• Data extract:
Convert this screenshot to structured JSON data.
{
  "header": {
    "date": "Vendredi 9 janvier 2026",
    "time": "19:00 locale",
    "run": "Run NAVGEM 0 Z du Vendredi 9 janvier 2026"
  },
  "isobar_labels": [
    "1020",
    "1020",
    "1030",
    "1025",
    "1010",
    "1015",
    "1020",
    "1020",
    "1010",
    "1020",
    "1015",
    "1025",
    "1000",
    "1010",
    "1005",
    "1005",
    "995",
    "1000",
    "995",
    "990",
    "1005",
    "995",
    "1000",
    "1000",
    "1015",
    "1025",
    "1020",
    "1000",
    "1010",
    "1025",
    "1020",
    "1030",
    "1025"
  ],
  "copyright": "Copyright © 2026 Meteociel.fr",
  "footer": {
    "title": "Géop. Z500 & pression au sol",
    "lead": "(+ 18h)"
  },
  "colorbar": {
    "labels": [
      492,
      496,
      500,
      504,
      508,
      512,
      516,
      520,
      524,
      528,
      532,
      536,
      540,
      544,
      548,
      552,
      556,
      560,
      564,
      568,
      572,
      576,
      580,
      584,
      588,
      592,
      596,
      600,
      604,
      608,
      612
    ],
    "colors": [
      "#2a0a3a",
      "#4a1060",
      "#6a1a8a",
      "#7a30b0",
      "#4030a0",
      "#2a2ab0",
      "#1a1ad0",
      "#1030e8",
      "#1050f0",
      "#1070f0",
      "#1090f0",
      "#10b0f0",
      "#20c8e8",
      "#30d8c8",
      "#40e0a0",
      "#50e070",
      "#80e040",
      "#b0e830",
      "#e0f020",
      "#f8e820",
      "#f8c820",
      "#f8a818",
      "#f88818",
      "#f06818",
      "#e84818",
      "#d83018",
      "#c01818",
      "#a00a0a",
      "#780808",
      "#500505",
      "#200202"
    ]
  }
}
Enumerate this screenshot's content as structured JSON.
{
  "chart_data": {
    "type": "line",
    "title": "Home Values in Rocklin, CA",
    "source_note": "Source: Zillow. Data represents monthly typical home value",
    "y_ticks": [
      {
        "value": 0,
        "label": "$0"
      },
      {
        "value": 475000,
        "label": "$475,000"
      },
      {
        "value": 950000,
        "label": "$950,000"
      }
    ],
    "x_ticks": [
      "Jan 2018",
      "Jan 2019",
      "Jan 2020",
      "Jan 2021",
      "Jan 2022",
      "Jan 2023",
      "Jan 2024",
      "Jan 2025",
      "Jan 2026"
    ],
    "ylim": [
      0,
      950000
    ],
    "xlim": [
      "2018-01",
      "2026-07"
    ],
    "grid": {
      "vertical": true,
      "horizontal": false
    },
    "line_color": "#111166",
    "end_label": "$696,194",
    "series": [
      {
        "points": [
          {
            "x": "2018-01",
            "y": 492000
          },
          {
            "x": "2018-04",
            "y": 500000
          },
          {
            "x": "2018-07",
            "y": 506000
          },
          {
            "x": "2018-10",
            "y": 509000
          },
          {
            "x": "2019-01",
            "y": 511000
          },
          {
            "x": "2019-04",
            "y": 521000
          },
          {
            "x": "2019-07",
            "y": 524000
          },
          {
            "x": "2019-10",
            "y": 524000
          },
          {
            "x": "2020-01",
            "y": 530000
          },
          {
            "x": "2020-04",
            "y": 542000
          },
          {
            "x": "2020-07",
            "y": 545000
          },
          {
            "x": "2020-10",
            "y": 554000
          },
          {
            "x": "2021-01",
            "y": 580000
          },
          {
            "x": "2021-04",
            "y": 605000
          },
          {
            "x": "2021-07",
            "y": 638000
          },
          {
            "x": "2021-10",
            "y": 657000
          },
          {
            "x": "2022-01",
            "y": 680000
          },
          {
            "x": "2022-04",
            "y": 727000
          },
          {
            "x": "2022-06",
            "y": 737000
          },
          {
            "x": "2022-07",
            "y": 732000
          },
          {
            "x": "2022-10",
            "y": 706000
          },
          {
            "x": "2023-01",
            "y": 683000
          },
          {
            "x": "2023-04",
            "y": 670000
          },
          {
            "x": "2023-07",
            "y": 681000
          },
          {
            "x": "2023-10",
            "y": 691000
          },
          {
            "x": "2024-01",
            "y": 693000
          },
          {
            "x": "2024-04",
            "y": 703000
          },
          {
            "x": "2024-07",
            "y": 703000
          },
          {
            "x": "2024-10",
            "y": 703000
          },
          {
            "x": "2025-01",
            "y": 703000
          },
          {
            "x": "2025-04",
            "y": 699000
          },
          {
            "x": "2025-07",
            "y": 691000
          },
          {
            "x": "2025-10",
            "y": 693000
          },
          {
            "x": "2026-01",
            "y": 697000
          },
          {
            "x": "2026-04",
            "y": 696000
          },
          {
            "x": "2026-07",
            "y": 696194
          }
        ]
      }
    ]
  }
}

• Direction:
Pull out every line above that holds the word "janvier".

• Result of the exercise:
    "date": "Vendredi 9 janvier 2026",
    "run": "Run NAVGEM 0 Z du Vendredi 9 janvier 2026"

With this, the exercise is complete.